+++ Supplied records

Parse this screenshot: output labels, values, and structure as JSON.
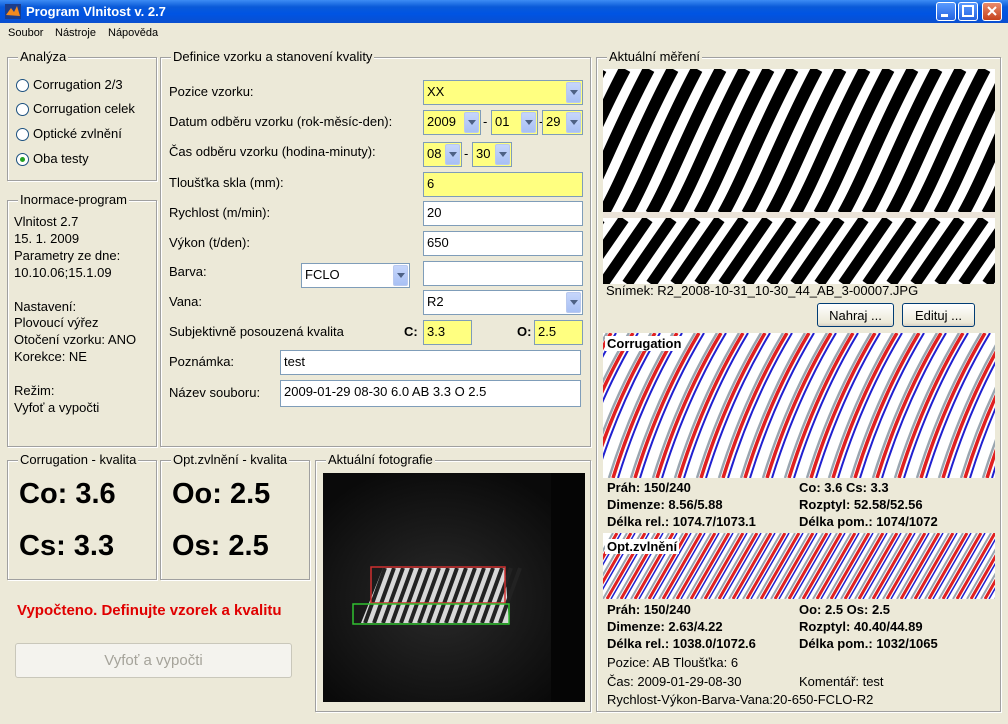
{
  "window": {
    "title": "Program Vlnitost v. 2.7"
  },
  "menu": [
    "Soubor",
    "Nástroje",
    "Nápověda"
  ],
  "analysis": {
    "legend": "Analýza",
    "options": [
      {
        "label": "Corrugation 2/3",
        "checked": false
      },
      {
        "label": "Corrugation celek",
        "checked": false
      },
      {
        "label": "Optické zvlnění",
        "checked": false
      },
      {
        "label": "Oba testy",
        "checked": true
      }
    ]
  },
  "info": {
    "legend": "Inormace-program",
    "lines": [
      "Vlnitost 2.7",
      "15. 1. 2009",
      "Parametry ze dne:",
      "10.10.06;15.1.09",
      "",
      "Nastavení:",
      "Plovoucí výřez",
      "Otočení vzorku: ANO",
      "Korekce: NE",
      "",
      "Režim:",
      "Vyfoť a vypočti"
    ]
  },
  "definition": {
    "legend": "Definice vzorku a stanovení kvality",
    "position_label": "Pozice vzorku:",
    "position_value": "XX",
    "date_label": "Datum odběru vzorku (rok-měsíc-den):",
    "year": "2009",
    "month": "01",
    "day": "29",
    "time_label": "Čas odběru vzorku (hodina-minuty):",
    "hour": "08",
    "minute": "30",
    "thickness_label": "Tloušťka skla (mm):",
    "thickness": "6",
    "speed_label": "Rychlost (m/min):",
    "speed": "20",
    "output_label": "Výkon (t/den):",
    "output": "650",
    "color_label": "Barva:",
    "color": "FCLO",
    "color_extra": "",
    "tank_label": "Vana:",
    "tank": "R2",
    "quality_label": "Subjektivně posouzená kvalita",
    "c_label": "C:",
    "c_value": "3.3",
    "o_label": "O:",
    "o_value": "2.5",
    "note_label": "Poznámka:",
    "note": "test",
    "file_label": "Název souboru:",
    "file": "2009-01-29 08-30 6.0 AB 3.3 O 2.5",
    "dash": "-"
  },
  "corr_quality": {
    "legend": "Corrugation - kvalita",
    "co": "Co: 3.6",
    "cs": "Cs: 3.3"
  },
  "opt_quality": {
    "legend": "Opt.zvlnění - kvalita",
    "oo": "Oo: 2.5",
    "os": "Os: 2.5"
  },
  "photo": {
    "legend": "Aktuální fotografie"
  },
  "status": "Vypočteno. Definujte vzorek a kvalitu",
  "action_button": "Vyfoť a vypočti",
  "measurement": {
    "legend": "Aktuální měření",
    "snapshot": "Snímek: R2_2008-10-31_10-30_44_AB_3-00007.JPG",
    "load_button": "Nahraj ...",
    "edit_button": "Edituj ...",
    "corr_title": "Corrugation",
    "corr_stats": {
      "prah": "Práh: 150/240",
      "dimenze": "Dimenze: 8.56/5.88",
      "delka_rel": "Délka rel.: 1074.7/1073.1",
      "co_cs": "Co: 3.6 Cs: 3.3",
      "rozptyl": "Rozptyl: 52.58/52.56",
      "delka_pom": "Délka pom.: 1074/1072"
    },
    "opt_title": "Opt.zvlnění",
    "opt_stats": {
      "prah": "Práh: 150/240",
      "dimenze": "Dimenze: 2.63/4.22",
      "delka_rel": "Délka rel.: 1038.0/1072.6",
      "oo_os": "Oo: 2.5 Os: 2.5",
      "rozptyl": "Rozptyl: 40.40/44.89",
      "delka_pom": "Délka pom.: 1032/1065"
    },
    "footer": {
      "pozice": "Pozice: AB Tloušťka: 6",
      "cas": "Čas: 2009-01-29-08-30",
      "komentar": "Komentář: test",
      "rychlost": "Rychlost-Výkon-Barva-Vana:20-650-FCLO-R2"
    }
  }
}
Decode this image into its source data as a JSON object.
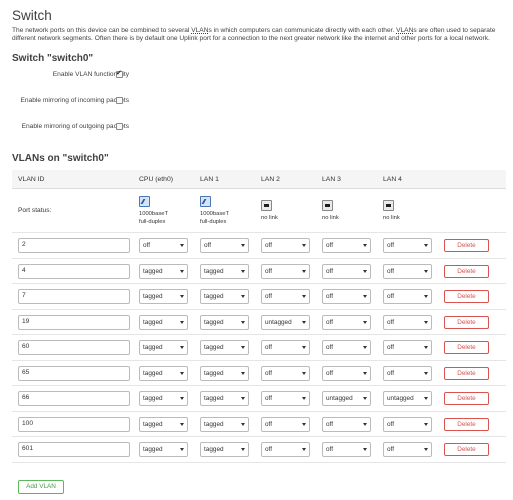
{
  "page": {
    "title": "Switch",
    "intro_parts": [
      "The network ports on this device can be combined to several ",
      "VLAN",
      "s in which computers can communicate directly with each other. ",
      "VLAN",
      "s are often used to separate different network segments. Often there is by default one Uplink port for a connection to the next greater network like the internet and other ports for a local network."
    ]
  },
  "switch": {
    "heading": "Switch \"switch0\"",
    "options": [
      {
        "label": "Enable VLAN functionality",
        "checked": true
      },
      {
        "label": "Enable mirroring of incoming packets",
        "checked": false
      },
      {
        "label": "Enable mirroring of outgoing packets",
        "checked": false
      }
    ]
  },
  "vlans": {
    "heading": "VLANs on \"switch0\"",
    "columns": [
      "VLAN ID",
      "CPU (eth0)",
      "LAN 1",
      "LAN 2",
      "LAN 3",
      "LAN 4",
      ""
    ],
    "port_status_label": "Port status:",
    "port_status": [
      {
        "icon": "ethernet-up-icon",
        "line1": "1000baseT",
        "line2": "full-duplex"
      },
      {
        "icon": "ethernet-up-icon",
        "line1": "1000baseT",
        "line2": "full-duplex"
      },
      {
        "icon": "ethernet-down-icon",
        "line1": "no link",
        "line2": ""
      },
      {
        "icon": "ethernet-down-icon",
        "line1": "no link",
        "line2": ""
      },
      {
        "icon": "ethernet-down-icon",
        "line1": "no link",
        "line2": ""
      }
    ],
    "rows": [
      {
        "id": "2",
        "ports": [
          "off",
          "off",
          "off",
          "off",
          "off"
        ]
      },
      {
        "id": "4",
        "ports": [
          "tagged",
          "tagged",
          "off",
          "off",
          "off"
        ]
      },
      {
        "id": "7",
        "ports": [
          "tagged",
          "tagged",
          "off",
          "off",
          "off"
        ]
      },
      {
        "id": "19",
        "ports": [
          "tagged",
          "tagged",
          "untagged",
          "off",
          "off"
        ]
      },
      {
        "id": "60",
        "ports": [
          "tagged",
          "tagged",
          "off",
          "off",
          "off"
        ]
      },
      {
        "id": "65",
        "ports": [
          "tagged",
          "tagged",
          "off",
          "off",
          "off"
        ]
      },
      {
        "id": "66",
        "ports": [
          "tagged",
          "tagged",
          "off",
          "untagged",
          "untagged"
        ]
      },
      {
        "id": "100",
        "ports": [
          "tagged",
          "tagged",
          "off",
          "off",
          "off"
        ]
      },
      {
        "id": "601",
        "ports": [
          "tagged",
          "tagged",
          "off",
          "off",
          "off"
        ]
      }
    ],
    "delete_label": "Delete",
    "add_label": "Add VLAN"
  },
  "colors": {
    "delete": "#d9534f",
    "add": "#5cb85c"
  }
}
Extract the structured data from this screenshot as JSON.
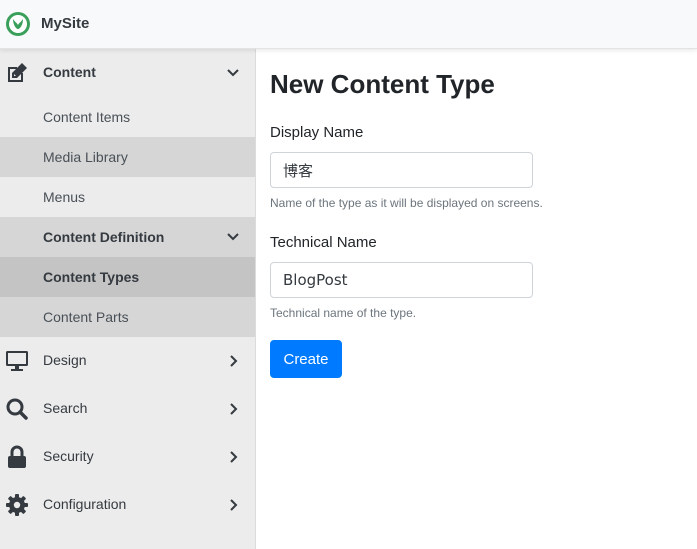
{
  "app": {
    "brand": "MySite"
  },
  "sidebar": {
    "content": {
      "label": "Content",
      "items": [
        {
          "label": "Content Items"
        },
        {
          "label": "Media Library"
        },
        {
          "label": "Menus"
        },
        {
          "label": "Content Definition"
        },
        {
          "label": "Content Types"
        },
        {
          "label": "Content Parts"
        }
      ]
    },
    "design": {
      "label": "Design"
    },
    "search": {
      "label": "Search"
    },
    "security": {
      "label": "Security"
    },
    "configuration": {
      "label": "Configuration"
    }
  },
  "page": {
    "title": "New Content Type",
    "display_name": {
      "label": "Display Name",
      "value": "博客",
      "help": "Name of the type as it will be displayed on screens."
    },
    "technical_name": {
      "label": "Technical Name",
      "value": "BlogPost",
      "help": "Technical name of the type."
    },
    "create_label": "Create"
  },
  "icons": {
    "logo": "leaf-logo-icon",
    "content": "edit-icon",
    "design": "monitor-icon",
    "search": "search-icon",
    "security": "lock-icon",
    "configuration": "gear-icon"
  },
  "colors": {
    "primary": "#007bff",
    "logo": "#3a9f5a",
    "sidebar_bg": "#ececec"
  }
}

++++++

Goal:
Write out each line again precisely as it appears, skipping every picture.

Response to the task:
Parse this screenshot: output labels, values, and structure as JSON.
{
  "window": {
    "title": "Program Vlnitost v. 2.7"
  },
  "menu": [
    "Soubor",
    "Nástroje",
    "Nápověda"
  ],
  "analysis": {
    "legend": "Analýza",
    "options": [
      {
        "label": "Corrugation 2/3",
        "checked": false
      },
      {
        "label": "Corrugation celek",
        "checked": false
      },
      {
        "label": "Optické zvlnění",
        "checked": false
      },
      {
        "label": "Oba testy",
        "checked": true
      }
    ]
  },
  "info": {
    "legend": "Inormace-program",
    "lines": [
      "Vlnitost 2.7",
      "15. 1. 2009",
      "Parametry ze dne:",
      "10.10.06;15.1.09",
      "",
      "Nastavení:",
      "Plovoucí výřez",
      "Otočení vzorku: ANO",
      "Korekce: NE",
      "",
      "Režim:",
      "Vyfoť a vypočti"
    ]
  },
  "definition": {
    "legend": "Definice vzorku a stanovení kvality",
    "position_label": "Pozice vzorku:",
    "position_value": "XX",
    "date_label": "Datum odběru vzorku (rok-měsíc-den):",
    "year": "2009",
    "month": "01",
    "day": "29",
    "time_label": "Čas odběru vzorku (hodina-minuty):",
    "hour": "08",
    "minute": "30",
    "thickness_label": "Tloušťka skla (mm):",
    "thickness": "6",
    "speed_label": "Rychlost (m/min):",
    "speed": "20",
    "output_label": "Výkon (t/den):",
    "output": "650",
    "color_label": "Barva:",
    "color": "FCLO",
    "color_extra": "",
    "tank_label": "Vana:",
    "tank": "R2",
    "quality_label": "Subjektivně posouzená kvalita",
    "c_label": "C:",
    "c_value": "3.3",
    "o_label": "O:",
    "o_value": "2.5",
    "note_label": "Poznámka:",
    "note": "test",
    "file_label": "Název souboru:",
    "file": "2009-01-29 08-30 6.0 AB 3.3 O 2.5",
    "dash": "-"
  },
  "corr_quality": {
    "legend": "Corrugation - kvalita",
    "co": "Co: 3.6",
    "cs": "Cs: 3.3"
  },
  "opt_quality": {
    "legend": "Opt.zvlnění - kvalita",
    "oo": "Oo: 2.5",
    "os": "Os: 2.5"
  },
  "photo": {
    "legend": "Aktuální fotografie"
  },
  "status": "Vypočteno. Definujte vzorek a kvalitu",
  "action_button": "Vyfoť a vypočti",
  "measurement": {
    "legend": "Aktuální měření",
    "snapshot": "Snímek: R2_2008-10-31_10-30_44_AB_3-00007.JPG",
    "load_button": "Nahraj ...",
    "edit_button": "Edituj ...",
    "corr_title": "Corrugation",
    "corr_stats": {
      "prah": "Práh: 150/240",
      "dimenze": "Dimenze: 8.56/5.88",
      "delka_rel": "Délka rel.: 1074.7/1073.1",
      "co_cs": "Co: 3.6 Cs: 3.3",
      "rozptyl": "Rozptyl: 52.58/52.56",
      "delka_pom": "Délka pom.: 1074/1072"
    },
    "opt_title": "Opt.zvlnění",
    "opt_stats": {
      "prah": "Práh: 150/240",
      "dimenze": "Dimenze: 2.63/4.22",
      "delka_rel": "Délka rel.: 1038.0/1072.6",
      "oo_os": "Oo: 2.5 Os: 2.5",
      "rozptyl": "Rozptyl: 40.40/44.89",
      "delka_pom": "Délka pom.: 1032/1065"
    },
    "footer": {
      "pozice": "Pozice: AB Tloušťka: 6",
      "cas": "Čas: 2009-01-29-08-30",
      "komentar": "Komentář: test",
      "rychlost": "Rychlost-Výkon-Barva-Vana:20-650-FCLO-R2"
    }
  }
}
Decode this image into its source data as a JSON object.
{
  "page": {
    "title": "Switch",
    "intro_parts": [
      "The network ports on this device can be combined to several ",
      "VLAN",
      "s in which computers can communicate directly with each other. ",
      "VLAN",
      "s are often used to separate different network segments. Often there is by default one Uplink port for a connection to the next greater network like the internet and other ports for a local network."
    ]
  },
  "switch": {
    "heading": "Switch \"switch0\"",
    "options": [
      {
        "label": "Enable VLAN functionality",
        "checked": true
      },
      {
        "label": "Enable mirroring of incoming packets",
        "checked": false
      },
      {
        "label": "Enable mirroring of outgoing packets",
        "checked": false
      }
    ]
  },
  "vlans": {
    "heading": "VLANs on \"switch0\"",
    "columns": [
      "VLAN ID",
      "CPU (eth0)",
      "LAN 1",
      "LAN 2",
      "LAN 3",
      "LAN 4",
      ""
    ],
    "port_status_label": "Port status:",
    "port_status": [
      {
        "icon": "ethernet-up-icon",
        "line1": "1000baseT",
        "line2": "full-duplex"
      },
      {
        "icon": "ethernet-up-icon",
        "line1": "1000baseT",
        "line2": "full-duplex"
      },
      {
        "icon": "ethernet-down-icon",
        "line1": "no link",
        "line2": ""
      },
      {
        "icon": "ethernet-down-icon",
        "line1": "no link",
        "line2": ""
      },
      {
        "icon": "ethernet-down-icon",
        "line1": "no link",
        "line2": ""
      }
    ],
    "rows": [
      {
        "id": "2",
        "ports": [
          "off",
          "off",
          "off",
          "off",
          "off"
        ]
      },
      {
        "id": "4",
        "ports": [
          "tagged",
          "tagged",
          "off",
          "off",
          "off"
        ]
      },
      {
        "id": "7",
        "ports": [
          "tagged",
          "tagged",
          "off",
          "off",
          "off"
        ]
      },
      {
        "id": "19",
        "ports": [
          "tagged",
          "tagged",
          "untagged",
          "off",
          "off"
        ]
      },
      {
        "id": "60",
        "ports": [
          "tagged",
          "tagged",
          "off",
          "off",
          "off"
        ]
      },
      {
        "id": "65",
        "ports": [
          "tagged",
          "tagged",
          "off",
          "off",
          "off"
        ]
      },
      {
        "id": "66",
        "ports": [
          "tagged",
          "tagged",
          "off",
          "untagged",
          "untagged"
        ]
      },
      {
        "id": "100",
        "ports": [
          "tagged",
          "tagged",
          "off",
          "off",
          "off"
        ]
      },
      {
        "id": "601",
        "ports": [
          "tagged",
          "tagged",
          "off",
          "off",
          "off"
        ]
      }
    ],
    "delete_label": "Delete",
    "add_label": "Add VLAN"
  },
  "colors": {
    "delete": "#d9534f",
    "add": "#5cb85c"
  }
}
Extract the structured data from this screenshot as JSON.
{
  "app": {
    "brand": "MySite"
  },
  "sidebar": {
    "content": {
      "label": "Content",
      "items": [
        {
          "label": "Content Items"
        },
        {
          "label": "Media Library"
        },
        {
          "label": "Menus"
        },
        {
          "label": "Content Definition"
        },
        {
          "label": "Content Types"
        },
        {
          "label": "Content Parts"
        }
      ]
    },
    "design": {
      "label": "Design"
    },
    "search": {
      "label": "Search"
    },
    "security": {
      "label": "Security"
    },
    "configuration": {
      "label": "Configuration"
    }
  },
  "page": {
    "title": "New Content Type",
    "display_name": {
      "label": "Display Name",
      "value": "博客",
      "help": "Name of the type as it will be displayed on screens."
    },
    "technical_name": {
      "label": "Technical Name",
      "value": "BlogPost",
      "help": "Technical name of the type."
    },
    "create_label": "Create"
  },
  "icons": {
    "logo": "leaf-logo-icon",
    "content": "edit-icon",
    "design": "monitor-icon",
    "search": "search-icon",
    "security": "lock-icon",
    "configuration": "gear-icon"
  },
  "colors": {
    "primary": "#007bff",
    "logo": "#3a9f5a",
    "sidebar_bg": "#ececec"
  }
}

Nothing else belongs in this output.